(Data items)
------------------------------------------------------------------------

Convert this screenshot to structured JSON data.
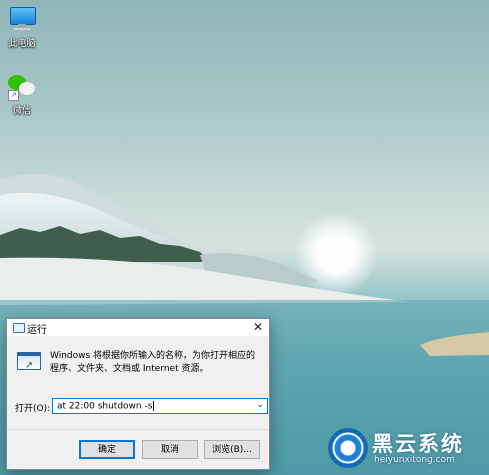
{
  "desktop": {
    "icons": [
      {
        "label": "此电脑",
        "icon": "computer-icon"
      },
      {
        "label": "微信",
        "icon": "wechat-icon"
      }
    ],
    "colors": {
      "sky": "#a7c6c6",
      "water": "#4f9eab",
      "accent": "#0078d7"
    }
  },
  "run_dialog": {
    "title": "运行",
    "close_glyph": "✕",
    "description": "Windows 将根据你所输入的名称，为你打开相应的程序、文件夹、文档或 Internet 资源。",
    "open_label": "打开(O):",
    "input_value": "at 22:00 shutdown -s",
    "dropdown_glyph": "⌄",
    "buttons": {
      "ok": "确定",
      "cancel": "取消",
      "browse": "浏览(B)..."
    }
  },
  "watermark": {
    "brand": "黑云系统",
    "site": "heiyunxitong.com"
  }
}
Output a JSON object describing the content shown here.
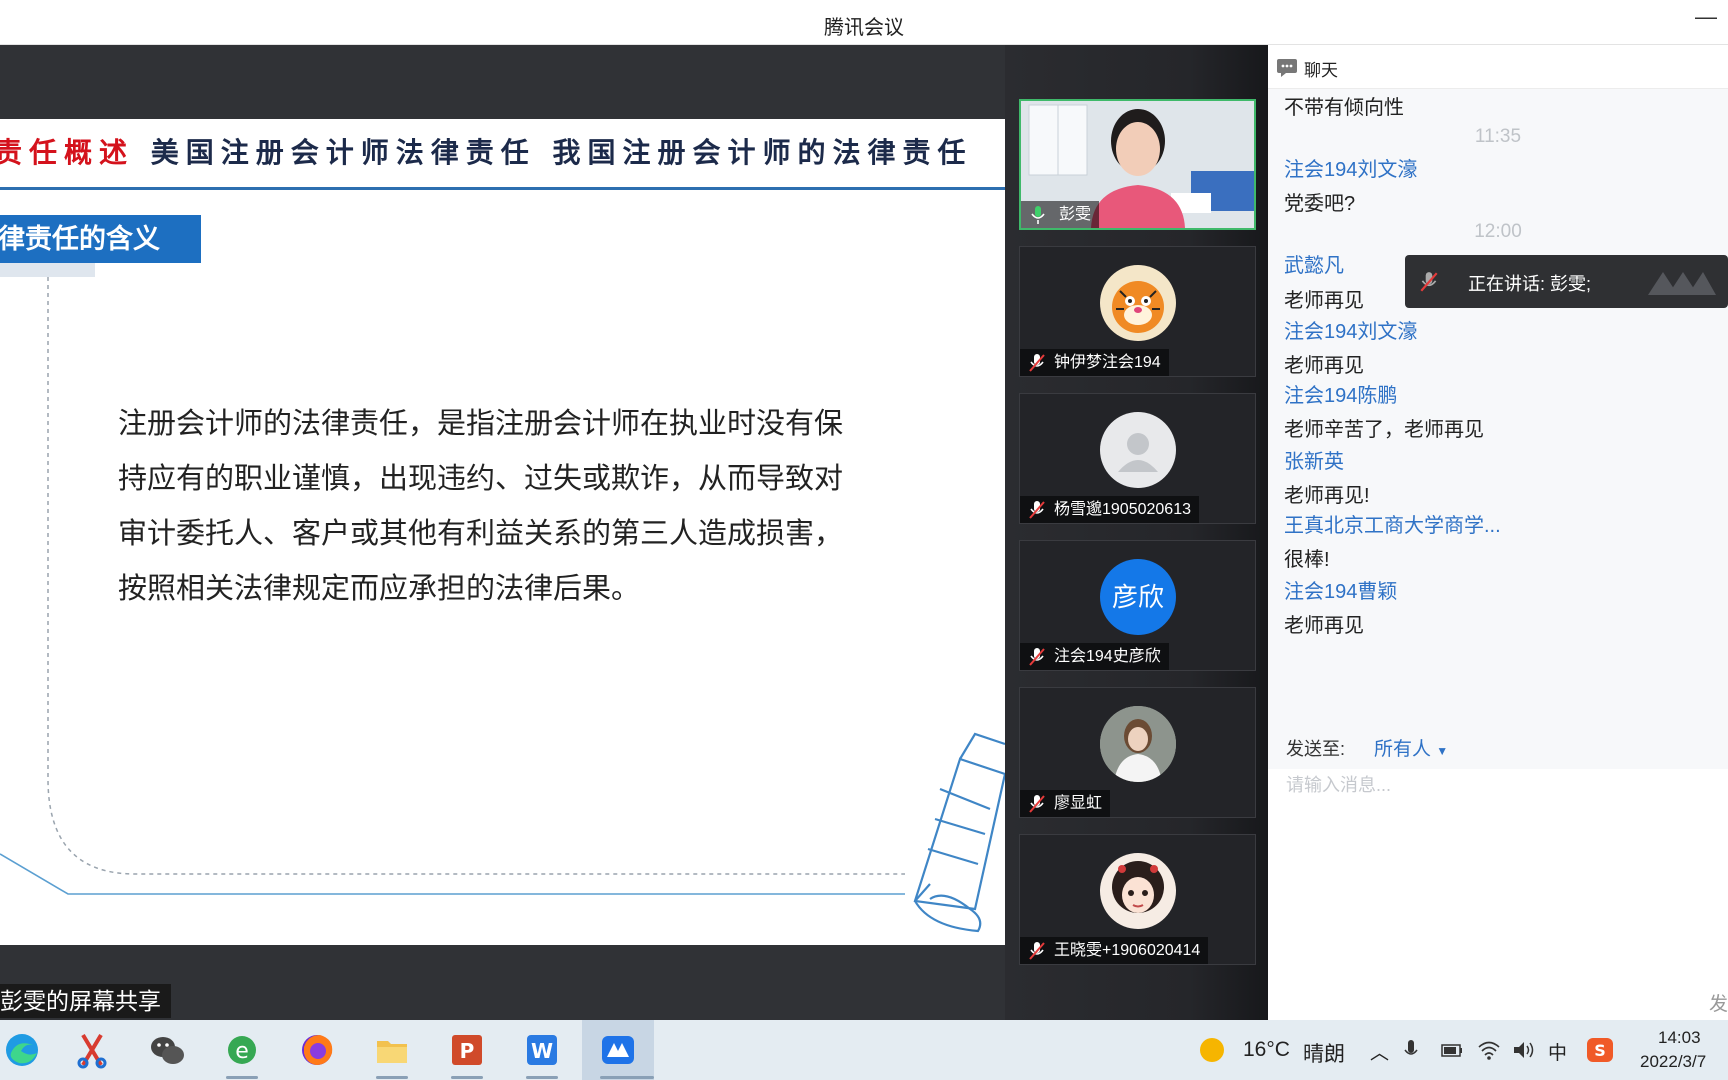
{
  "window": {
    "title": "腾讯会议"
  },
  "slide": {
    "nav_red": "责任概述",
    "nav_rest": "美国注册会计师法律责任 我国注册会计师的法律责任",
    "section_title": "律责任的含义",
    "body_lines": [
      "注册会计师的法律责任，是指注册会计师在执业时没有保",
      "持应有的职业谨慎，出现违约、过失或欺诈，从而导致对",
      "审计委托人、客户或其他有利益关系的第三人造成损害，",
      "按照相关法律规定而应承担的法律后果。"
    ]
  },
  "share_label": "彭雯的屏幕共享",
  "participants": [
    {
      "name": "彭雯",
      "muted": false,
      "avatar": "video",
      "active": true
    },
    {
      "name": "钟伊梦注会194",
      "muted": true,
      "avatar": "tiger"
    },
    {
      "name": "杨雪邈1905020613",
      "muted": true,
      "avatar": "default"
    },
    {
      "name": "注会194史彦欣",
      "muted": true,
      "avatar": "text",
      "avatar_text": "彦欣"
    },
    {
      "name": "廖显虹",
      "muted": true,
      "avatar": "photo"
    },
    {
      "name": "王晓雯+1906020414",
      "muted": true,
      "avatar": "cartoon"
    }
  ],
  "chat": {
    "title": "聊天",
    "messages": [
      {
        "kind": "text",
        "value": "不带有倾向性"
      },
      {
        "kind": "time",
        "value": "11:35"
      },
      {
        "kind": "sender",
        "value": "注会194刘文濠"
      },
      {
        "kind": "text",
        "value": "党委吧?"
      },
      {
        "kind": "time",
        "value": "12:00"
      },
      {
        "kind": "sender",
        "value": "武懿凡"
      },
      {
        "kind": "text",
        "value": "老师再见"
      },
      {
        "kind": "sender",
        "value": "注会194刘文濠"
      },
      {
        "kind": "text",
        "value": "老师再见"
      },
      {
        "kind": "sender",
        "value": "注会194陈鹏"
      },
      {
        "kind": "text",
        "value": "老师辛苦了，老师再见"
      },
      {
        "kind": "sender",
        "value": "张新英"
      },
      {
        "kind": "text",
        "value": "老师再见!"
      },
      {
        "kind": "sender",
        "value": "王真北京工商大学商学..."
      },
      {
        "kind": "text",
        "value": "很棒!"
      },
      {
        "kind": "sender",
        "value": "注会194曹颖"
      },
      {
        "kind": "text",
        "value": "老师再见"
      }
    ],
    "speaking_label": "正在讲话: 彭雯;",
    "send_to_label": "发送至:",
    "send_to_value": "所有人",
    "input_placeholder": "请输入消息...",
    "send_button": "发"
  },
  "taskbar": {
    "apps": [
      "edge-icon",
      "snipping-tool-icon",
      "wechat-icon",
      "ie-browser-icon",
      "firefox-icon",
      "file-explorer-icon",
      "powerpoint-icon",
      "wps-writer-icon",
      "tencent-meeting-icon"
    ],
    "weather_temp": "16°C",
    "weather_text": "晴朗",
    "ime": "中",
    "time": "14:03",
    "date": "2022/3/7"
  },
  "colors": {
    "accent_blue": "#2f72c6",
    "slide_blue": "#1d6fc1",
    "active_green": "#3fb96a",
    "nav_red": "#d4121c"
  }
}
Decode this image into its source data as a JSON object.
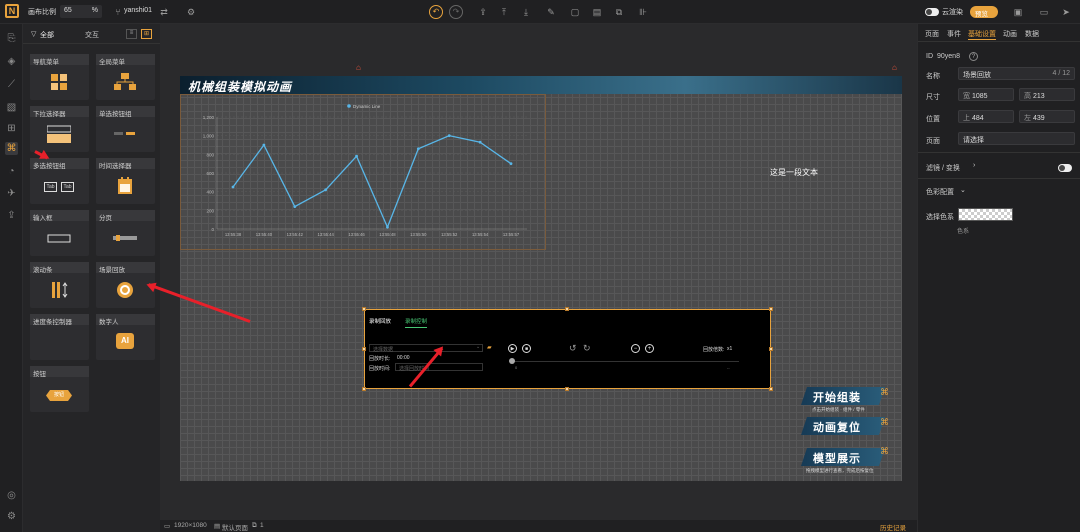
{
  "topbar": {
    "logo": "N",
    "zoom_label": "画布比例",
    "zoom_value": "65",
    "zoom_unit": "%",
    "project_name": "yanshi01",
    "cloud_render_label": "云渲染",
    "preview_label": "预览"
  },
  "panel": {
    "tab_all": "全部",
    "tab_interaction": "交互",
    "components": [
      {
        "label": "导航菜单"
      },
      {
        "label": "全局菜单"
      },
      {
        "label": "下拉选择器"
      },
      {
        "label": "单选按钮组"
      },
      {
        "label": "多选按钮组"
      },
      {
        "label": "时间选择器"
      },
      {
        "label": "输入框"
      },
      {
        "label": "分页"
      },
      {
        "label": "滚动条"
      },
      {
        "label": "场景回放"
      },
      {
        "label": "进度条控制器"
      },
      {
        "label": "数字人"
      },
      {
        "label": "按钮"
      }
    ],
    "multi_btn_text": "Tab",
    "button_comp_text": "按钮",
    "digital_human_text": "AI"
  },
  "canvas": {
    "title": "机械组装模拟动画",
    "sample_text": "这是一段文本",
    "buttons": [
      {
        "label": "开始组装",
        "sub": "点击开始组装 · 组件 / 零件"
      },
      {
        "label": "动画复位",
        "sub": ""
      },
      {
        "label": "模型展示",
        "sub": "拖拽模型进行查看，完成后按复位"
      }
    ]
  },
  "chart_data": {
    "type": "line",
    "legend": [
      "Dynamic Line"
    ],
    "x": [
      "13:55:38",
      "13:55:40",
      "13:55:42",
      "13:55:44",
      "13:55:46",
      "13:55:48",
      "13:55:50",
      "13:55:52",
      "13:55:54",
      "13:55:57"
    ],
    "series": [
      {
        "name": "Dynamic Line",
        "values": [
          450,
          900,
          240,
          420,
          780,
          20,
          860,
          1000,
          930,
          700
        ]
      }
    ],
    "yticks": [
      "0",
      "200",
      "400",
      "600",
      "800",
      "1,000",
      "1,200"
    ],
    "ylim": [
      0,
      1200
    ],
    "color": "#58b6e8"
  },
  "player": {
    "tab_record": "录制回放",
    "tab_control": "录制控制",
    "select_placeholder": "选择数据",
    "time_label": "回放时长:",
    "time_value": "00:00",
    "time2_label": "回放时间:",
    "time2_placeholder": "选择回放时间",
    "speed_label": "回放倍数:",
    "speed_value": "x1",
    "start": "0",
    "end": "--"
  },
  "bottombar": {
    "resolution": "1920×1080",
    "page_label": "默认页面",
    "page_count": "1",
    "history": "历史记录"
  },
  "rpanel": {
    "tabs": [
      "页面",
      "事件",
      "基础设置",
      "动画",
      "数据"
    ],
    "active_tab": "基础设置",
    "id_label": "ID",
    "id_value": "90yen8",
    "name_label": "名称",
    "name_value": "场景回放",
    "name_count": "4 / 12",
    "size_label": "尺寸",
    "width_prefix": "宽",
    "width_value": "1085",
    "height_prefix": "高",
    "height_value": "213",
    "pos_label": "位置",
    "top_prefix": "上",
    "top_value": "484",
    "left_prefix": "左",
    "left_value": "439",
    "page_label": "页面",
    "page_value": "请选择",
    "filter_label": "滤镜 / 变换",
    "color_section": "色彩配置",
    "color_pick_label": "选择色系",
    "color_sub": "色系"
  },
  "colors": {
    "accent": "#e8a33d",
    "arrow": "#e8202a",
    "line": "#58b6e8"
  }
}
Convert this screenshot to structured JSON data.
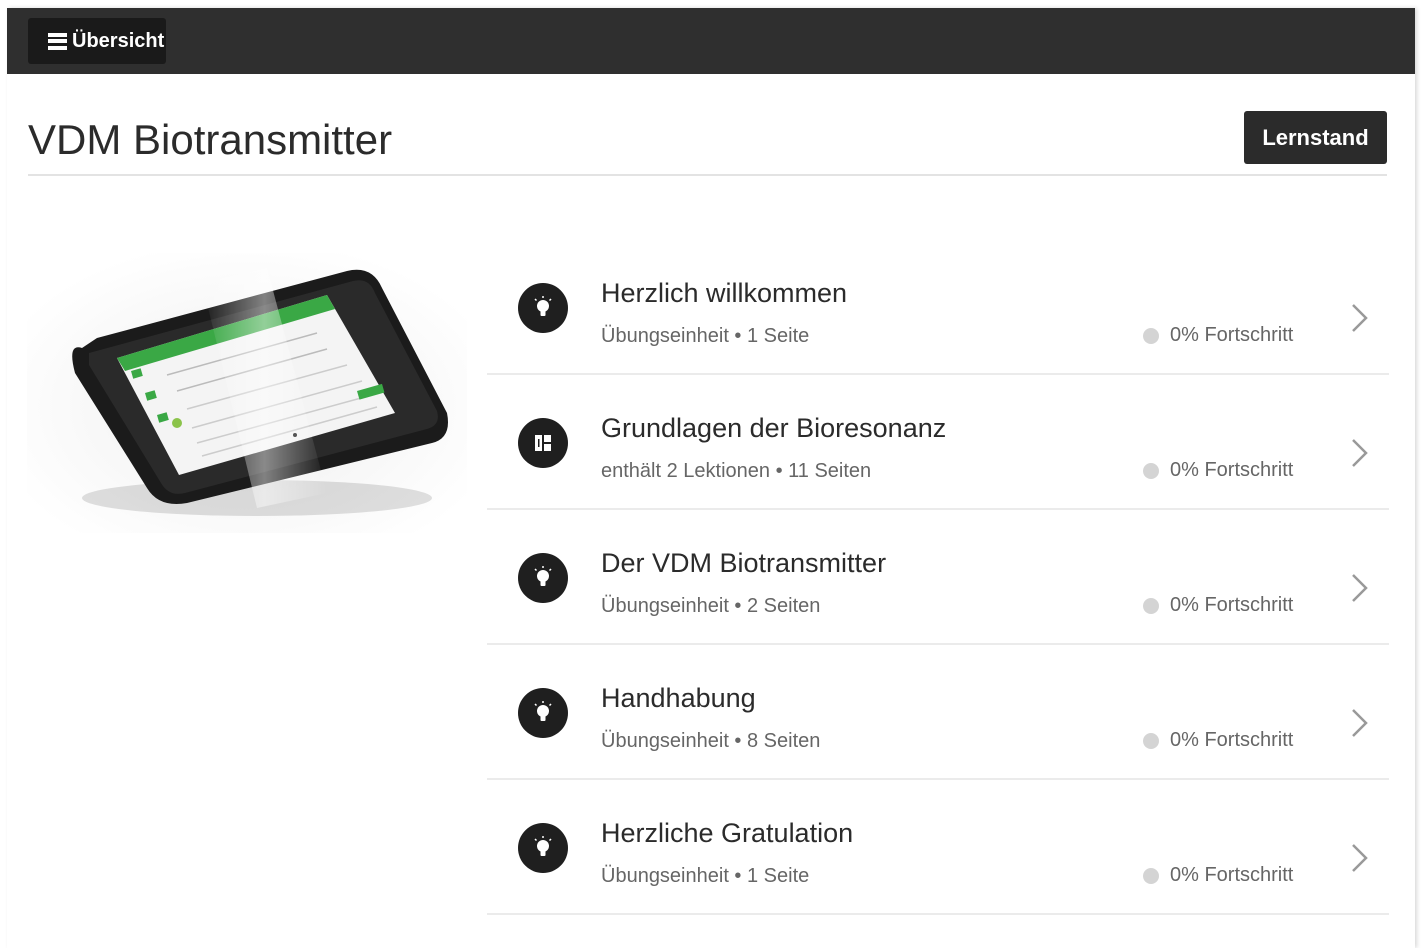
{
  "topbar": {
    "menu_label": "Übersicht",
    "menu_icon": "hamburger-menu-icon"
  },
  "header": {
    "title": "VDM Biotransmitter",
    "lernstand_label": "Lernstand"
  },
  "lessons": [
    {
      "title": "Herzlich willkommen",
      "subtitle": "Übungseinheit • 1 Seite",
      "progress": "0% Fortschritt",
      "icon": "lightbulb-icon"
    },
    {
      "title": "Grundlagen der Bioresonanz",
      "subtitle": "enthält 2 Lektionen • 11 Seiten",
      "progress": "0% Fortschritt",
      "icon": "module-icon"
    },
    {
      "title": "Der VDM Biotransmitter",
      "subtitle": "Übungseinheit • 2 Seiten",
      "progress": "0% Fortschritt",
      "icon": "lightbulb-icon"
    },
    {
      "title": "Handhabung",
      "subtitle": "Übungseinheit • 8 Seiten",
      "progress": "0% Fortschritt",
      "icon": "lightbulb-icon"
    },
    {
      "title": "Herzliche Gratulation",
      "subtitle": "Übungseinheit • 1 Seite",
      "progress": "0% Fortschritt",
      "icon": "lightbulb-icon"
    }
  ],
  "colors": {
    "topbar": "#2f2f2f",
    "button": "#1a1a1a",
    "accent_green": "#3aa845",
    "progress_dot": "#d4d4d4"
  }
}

------------------------------------------------------------------------

▶ **Prompt**: Search the listing for the word "Übungseinheit". Copy every line in which it occurs.

▶ **Result for this task**:
      "subtitle": "Übungseinheit • 1 Seite",
      "subtitle": "Übungseinheit • 2 Seiten",
      "subtitle": "Übungseinheit • 8 Seiten",
      "subtitle": "Übungseinheit • 1 Seite",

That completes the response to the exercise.